◆ **ФРАГМЕНТ ДОКУМЕНТА**
=-=-=

Кинематограф был изобретен Люмьером во Франции в конце XIX столетия. Для того чтобы это изобретение могло появиться на свет, потребовалось очень много открытий, сделанных человечеством за последнее столетие.

Первые кадры, которые сняли бр. Люмьеры, стали сенсацией своего времени — человек был потрясен явлением движущейся фотографии.

Первые кадры кинематографа были документальными. В них сразу же обнаружились многие могучие свойства нашего искусства, и прежде всего — необыкновенная сила в передаче явлений жизни. Но, к сожалению, эффект, который произвел кинематограф, немедленно привлек к нему внимание дельцов и коммерсантов. Кинематограф тотчас же был превращен в вульгарное средство наживы.

Для этого самым простым оказалось снимать простейшие сюжетики, которые разыгрывались второсортными актерами. Кинематограф был превращен в ярмарочный аттракцион, в балаган, и первые его сеансы ничего общего с искусством не имели. В семью древних, устоявшихся, величественных и благородных искусств, таких как поэзия и музыка, театр и живопись, скульптура и архитектура, вдруг вторгся так называемый «иллюзион» — от слова иллюзия. В душных маленьких комнатках, насквозь проплеванных, уставленных обыкновенными стульями, вешался на стене экран, сшитый из простынь; под экраном ставилось разбитое пианино и так называемый тапер бренчал что-то, чтобы зрители меньше слышали раздражающий треск аппарата. Было несколько знаменитых вальсов, которые сопровождали любовные сцены, галопов для более возбужденных сцен, для вида моря подбирались быстрые пассажи, а в общем, этот несчастный парень без света, в темноте, целый вечер должен был играть что-то неопределенное, отдаленно напоминающее музыку. А на экране в это время проходило немое зрелище.

Первые картины вообще не были игровыми: идет поезд, люди играют в карты, идут рабочие на завод и так далее. Но очень скоро появились и первые игровые картины. Содержание их было примитивным.

Вспомните, что в это время существовали у нас такие писатели и поэты, как Горький и Чехов, как Александр Блок, что живопись достигла необыкновенной высоты, что в театре работали Станиславский и Гордон Крэг.

=-=-=

◆ **ЗАДАНИЕ 1**
Перепишите без изменений записи с первой строки по строку с «panel-b-square-point [276, 666, 286, 676]» включительно.

Сохранённые записи:

=-=-=

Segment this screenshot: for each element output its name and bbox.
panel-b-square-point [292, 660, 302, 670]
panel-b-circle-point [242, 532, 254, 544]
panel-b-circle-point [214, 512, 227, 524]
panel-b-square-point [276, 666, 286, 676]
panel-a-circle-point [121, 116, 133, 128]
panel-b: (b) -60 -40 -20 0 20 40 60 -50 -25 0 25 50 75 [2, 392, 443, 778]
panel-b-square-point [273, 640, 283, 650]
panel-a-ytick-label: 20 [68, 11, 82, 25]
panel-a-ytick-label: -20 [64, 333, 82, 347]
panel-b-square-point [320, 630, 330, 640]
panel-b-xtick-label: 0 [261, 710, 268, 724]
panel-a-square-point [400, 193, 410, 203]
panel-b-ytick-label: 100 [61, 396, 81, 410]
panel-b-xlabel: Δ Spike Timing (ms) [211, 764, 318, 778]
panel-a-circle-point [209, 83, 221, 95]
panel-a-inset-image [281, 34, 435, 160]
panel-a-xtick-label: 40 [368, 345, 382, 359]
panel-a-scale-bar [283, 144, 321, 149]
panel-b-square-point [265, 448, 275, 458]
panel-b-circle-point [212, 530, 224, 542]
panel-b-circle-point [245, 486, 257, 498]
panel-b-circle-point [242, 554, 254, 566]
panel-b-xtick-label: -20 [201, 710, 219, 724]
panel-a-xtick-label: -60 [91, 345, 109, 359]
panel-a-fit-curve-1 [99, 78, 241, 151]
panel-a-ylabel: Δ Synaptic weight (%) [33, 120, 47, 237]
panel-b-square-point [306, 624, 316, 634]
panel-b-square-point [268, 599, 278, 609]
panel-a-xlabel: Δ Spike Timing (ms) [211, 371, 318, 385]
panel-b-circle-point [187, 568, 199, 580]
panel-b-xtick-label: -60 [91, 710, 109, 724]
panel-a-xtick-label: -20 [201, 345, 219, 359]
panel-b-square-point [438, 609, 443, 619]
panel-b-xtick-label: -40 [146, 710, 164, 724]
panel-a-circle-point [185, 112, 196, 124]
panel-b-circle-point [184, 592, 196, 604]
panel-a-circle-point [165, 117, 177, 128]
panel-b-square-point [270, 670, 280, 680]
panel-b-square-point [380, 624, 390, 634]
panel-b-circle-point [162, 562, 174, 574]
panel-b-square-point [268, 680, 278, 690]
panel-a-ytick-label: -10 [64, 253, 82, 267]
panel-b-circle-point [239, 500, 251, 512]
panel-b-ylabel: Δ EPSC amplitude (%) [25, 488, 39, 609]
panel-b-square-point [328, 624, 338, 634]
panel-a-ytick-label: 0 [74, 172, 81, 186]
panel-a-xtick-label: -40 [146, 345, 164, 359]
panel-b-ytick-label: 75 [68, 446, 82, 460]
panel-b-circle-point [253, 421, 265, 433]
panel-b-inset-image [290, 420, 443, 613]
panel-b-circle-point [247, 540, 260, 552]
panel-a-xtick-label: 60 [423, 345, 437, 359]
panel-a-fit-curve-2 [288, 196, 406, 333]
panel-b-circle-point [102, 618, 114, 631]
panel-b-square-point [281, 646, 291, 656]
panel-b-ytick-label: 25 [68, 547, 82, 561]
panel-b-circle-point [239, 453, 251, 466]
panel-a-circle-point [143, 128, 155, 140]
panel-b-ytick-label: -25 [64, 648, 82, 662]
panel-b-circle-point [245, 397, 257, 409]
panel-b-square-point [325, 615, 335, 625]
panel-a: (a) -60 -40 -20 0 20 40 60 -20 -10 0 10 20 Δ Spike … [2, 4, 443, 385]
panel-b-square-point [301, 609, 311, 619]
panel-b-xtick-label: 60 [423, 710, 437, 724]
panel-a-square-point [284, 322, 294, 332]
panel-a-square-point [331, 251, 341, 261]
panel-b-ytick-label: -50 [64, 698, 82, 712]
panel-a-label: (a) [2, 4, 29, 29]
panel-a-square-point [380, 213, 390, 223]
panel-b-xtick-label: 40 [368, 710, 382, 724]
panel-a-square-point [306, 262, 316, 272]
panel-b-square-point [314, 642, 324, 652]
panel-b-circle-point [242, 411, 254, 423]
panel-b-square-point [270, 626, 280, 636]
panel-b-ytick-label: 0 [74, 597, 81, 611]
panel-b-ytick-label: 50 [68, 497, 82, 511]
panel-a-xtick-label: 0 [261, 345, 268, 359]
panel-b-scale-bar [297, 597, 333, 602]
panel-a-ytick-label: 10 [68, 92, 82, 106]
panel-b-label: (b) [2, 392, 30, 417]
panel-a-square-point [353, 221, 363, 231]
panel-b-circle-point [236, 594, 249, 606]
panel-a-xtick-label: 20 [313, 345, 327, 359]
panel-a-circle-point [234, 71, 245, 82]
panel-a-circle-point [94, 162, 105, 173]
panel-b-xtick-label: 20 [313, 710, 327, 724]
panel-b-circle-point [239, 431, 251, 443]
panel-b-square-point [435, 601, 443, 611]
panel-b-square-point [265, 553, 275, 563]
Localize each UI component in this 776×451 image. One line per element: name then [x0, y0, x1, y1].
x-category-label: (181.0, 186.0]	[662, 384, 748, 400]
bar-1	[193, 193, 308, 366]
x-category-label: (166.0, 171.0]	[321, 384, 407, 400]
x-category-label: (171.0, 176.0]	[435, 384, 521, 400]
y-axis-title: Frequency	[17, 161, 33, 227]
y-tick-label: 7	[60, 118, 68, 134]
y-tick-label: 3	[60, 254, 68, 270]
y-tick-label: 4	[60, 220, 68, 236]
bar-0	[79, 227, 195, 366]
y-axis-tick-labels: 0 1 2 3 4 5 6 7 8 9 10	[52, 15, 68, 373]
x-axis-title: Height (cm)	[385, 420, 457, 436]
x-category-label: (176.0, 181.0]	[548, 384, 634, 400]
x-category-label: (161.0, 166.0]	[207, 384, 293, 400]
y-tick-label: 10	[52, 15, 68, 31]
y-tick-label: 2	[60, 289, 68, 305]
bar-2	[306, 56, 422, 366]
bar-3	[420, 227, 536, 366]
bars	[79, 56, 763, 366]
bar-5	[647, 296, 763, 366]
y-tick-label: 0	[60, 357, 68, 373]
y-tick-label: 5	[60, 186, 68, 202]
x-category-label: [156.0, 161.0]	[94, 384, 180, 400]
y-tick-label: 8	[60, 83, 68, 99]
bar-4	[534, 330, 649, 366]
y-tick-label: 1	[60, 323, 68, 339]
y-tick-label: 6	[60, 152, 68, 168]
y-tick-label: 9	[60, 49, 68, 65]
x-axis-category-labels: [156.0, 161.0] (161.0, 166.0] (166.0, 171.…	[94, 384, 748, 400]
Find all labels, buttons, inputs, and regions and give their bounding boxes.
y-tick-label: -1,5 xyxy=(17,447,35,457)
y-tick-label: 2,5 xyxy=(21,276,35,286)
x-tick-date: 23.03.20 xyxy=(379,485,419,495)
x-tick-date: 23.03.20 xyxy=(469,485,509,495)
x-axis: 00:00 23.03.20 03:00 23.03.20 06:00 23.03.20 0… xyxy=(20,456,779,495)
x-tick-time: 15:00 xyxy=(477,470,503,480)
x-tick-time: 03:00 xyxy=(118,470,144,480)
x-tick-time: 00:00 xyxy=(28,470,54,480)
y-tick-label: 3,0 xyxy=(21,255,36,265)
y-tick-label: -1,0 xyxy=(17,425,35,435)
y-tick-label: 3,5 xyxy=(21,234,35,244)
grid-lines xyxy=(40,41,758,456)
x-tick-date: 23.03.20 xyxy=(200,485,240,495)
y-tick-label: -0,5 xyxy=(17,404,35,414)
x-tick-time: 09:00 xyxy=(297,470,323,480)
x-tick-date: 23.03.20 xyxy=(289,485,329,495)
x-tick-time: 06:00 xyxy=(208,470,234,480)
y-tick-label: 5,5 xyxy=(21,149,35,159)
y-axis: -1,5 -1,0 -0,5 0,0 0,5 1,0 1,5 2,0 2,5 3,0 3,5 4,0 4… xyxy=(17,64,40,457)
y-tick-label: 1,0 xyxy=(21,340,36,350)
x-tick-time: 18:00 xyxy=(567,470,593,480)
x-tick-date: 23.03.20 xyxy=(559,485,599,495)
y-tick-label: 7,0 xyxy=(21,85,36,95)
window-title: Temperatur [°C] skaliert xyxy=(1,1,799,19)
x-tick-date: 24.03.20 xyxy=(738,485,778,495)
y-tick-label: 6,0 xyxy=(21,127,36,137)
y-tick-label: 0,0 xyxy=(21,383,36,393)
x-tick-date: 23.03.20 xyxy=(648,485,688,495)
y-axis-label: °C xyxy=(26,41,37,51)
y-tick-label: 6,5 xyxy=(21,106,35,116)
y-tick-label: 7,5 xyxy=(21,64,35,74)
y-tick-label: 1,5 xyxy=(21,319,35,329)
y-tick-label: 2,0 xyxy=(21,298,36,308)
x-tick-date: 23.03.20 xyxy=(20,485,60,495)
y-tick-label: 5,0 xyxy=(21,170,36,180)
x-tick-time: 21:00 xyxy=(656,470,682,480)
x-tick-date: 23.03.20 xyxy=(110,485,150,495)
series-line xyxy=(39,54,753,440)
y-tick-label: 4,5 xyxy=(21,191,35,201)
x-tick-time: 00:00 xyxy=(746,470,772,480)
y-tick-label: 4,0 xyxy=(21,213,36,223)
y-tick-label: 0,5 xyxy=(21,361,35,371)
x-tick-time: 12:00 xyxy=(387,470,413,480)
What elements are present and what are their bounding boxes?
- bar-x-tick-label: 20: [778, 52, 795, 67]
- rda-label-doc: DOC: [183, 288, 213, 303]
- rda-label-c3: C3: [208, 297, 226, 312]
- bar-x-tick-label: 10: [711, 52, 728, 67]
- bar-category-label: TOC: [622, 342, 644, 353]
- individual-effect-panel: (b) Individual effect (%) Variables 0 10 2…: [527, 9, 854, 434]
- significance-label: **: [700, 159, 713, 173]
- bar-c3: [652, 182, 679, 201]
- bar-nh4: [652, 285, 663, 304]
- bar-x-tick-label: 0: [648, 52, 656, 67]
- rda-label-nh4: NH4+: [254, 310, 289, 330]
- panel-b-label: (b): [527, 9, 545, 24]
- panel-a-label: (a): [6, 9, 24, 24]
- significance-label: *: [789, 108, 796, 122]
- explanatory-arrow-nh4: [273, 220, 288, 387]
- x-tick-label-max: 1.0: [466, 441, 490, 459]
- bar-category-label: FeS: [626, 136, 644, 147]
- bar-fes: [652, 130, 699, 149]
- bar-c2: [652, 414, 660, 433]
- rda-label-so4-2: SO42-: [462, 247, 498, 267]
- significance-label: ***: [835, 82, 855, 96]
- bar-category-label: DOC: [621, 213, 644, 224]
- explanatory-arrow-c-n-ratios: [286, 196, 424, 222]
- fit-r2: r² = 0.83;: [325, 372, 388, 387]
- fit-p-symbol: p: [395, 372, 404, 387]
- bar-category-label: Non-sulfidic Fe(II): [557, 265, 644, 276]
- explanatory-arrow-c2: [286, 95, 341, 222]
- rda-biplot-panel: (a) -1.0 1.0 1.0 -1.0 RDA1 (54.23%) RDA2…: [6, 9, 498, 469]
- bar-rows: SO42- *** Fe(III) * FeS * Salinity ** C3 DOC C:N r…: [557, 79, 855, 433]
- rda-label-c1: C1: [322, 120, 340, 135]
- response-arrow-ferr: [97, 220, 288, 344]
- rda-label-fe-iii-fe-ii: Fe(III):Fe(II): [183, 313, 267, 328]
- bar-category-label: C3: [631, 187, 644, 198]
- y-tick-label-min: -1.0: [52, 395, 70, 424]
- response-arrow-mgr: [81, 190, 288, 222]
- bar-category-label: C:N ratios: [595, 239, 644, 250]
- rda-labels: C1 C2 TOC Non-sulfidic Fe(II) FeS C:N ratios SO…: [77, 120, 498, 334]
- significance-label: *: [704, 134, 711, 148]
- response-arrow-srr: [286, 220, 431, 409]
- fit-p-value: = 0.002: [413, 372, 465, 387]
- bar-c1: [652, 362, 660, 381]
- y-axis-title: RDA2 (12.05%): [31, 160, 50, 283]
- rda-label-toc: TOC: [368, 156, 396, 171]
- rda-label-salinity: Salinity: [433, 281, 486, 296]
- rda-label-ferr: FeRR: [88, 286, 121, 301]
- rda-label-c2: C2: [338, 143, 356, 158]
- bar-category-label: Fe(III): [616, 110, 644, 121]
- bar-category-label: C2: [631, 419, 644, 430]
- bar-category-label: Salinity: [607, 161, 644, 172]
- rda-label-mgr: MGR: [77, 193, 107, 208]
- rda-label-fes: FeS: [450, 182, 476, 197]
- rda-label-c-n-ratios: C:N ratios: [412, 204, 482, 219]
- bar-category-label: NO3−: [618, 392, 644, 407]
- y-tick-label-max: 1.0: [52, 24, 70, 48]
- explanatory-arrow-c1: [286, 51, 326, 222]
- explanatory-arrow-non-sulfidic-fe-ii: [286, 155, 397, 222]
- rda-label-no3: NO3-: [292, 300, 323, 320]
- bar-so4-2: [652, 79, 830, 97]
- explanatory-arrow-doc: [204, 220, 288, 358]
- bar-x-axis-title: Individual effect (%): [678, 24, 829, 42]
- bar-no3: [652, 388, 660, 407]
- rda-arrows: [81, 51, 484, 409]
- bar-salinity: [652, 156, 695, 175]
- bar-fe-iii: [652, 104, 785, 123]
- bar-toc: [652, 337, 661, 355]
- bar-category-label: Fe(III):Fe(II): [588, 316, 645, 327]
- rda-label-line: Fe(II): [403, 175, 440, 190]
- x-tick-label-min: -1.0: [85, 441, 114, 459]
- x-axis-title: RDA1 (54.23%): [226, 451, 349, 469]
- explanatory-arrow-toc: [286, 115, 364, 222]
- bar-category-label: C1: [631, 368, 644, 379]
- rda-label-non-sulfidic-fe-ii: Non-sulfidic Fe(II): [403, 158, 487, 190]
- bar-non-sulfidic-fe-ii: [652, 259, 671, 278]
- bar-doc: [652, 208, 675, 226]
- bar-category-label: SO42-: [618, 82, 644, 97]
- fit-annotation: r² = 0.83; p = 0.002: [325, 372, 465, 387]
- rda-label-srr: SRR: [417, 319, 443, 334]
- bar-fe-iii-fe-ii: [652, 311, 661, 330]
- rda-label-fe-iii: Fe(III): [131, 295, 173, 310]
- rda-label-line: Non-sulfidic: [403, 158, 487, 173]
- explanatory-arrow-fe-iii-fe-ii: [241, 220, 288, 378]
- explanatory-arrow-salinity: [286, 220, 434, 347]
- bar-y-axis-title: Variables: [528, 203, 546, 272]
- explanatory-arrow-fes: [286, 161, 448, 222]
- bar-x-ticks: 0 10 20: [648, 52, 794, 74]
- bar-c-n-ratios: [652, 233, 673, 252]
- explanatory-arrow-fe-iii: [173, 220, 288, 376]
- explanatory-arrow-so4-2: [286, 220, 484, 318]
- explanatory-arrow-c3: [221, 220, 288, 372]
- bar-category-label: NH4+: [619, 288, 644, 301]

=-=-=

◆ **ЗАДАНИЕ 2**
Допишите следующую часть текста о первых годах кинематографа.

◆ **РЕЗУЛЬТАТ ЗАДАНИЯ 1**
Segment this screenshot: for each element output its name and bbox.
panel-b-square-point [292, 660, 302, 670]
panel-b-circle-point [242, 532, 254, 544]
panel-b-circle-point [214, 512, 227, 524]
panel-b-square-point [276, 666, 286, 676]

◆ **РЕЗУЛЬТАТ ЗАДАНИЯ 2**
И в это время появились такие картины: человек бежит и сталкивается с кем-то лбом, тот, рассердившись, гонится за ним, они бегут, происходит еще столкновение, в погоню включаются еще люди, сшибают с ног старушку, рассыпали яблоки, сшибли толстого человека, побежал и он, наконец — куча-мала. Вот и все содержание картины. Конечно, это казалось не искусством, а чудовищной профанацией искусства.

В канун Первой мировой войны, когда получили распространение игровые картины низкого пошиба, тогда еще молодой критик Корней Чуковский написал громовую статью, требуя запрещения кинематографа как явления совершенно безнравственного, опошляющего само представление об искусстве, как аттракциона, который растит хулиганов и портит нервы.

Убожество первых кинокартин не мешало стремительному движению кинематографа вперед. Кинопредприятия росли как грибы, их было колоссальное количество, боюсь, что больше, чем сейчас. Правда, они были очень маленькие. В любой комнате любого дома, где можно было поставить несколько рядов стульев и натянуть полотно, уже возникал электротеатр. Программа состояла из 3–5 картин. Большая драма длилась 10 минут. Я помню до сих пор огромный аншлаг, что идет какая-то картина и в скобках: 800 метров. Это казалось огромной картиной, а сейчас это три части, то есть то, что ныне является короткометражкой.

Огромное развитие сразу же получила комедия, причем самого грубейшего, я бы сказал, пошлейшего толка.

Вот содержание одной из таких «комедий», которую я видел в детстве.

Бородатый граф приходит на почту. У одного из окошечек он видит горничную. Горничная отправляет добрую сотню писем. Она облизывает языком марки и быстро наклеивает их. Сладострастно оглянувшись, граф хватает горничную и целует ее. Но губы и язык горничной стали такими клейкими от множества марок, что граф не может от нее отклеиться. Появляется жена графа, бьет его. В драку вмешиваются почтовые работники. Происходит общее побоище. Вот и все.

А вот другая комедия с участием знаменитого в те времена Макса Линдера.

Макс Линдер — боксер, он должен принять участие в матче с женщиной. На его глазах эта здоровенная, толстая дама нокаутирует одного за другим двух мускулистых противников. Макс Линдер выходит на ринг. Колени его дрожат от страха, женщина-боксер бросается на него. Тогда Макс Линдер применяет известный боксерский прием (клинч), он крепко обнимает даму-боксера и неожиданно целует ее. От поцелуя дама раскисает, и тогда Макс Линдер изо всех сил бьет ее в челюсть. Разъярившись, дама бросается на него. Макс Линдер снова сжимает ее в объятьях. Дама раскисает. Он снова ударяет ее в челюсть. И так до тех пор, пока дама не нокаутирована.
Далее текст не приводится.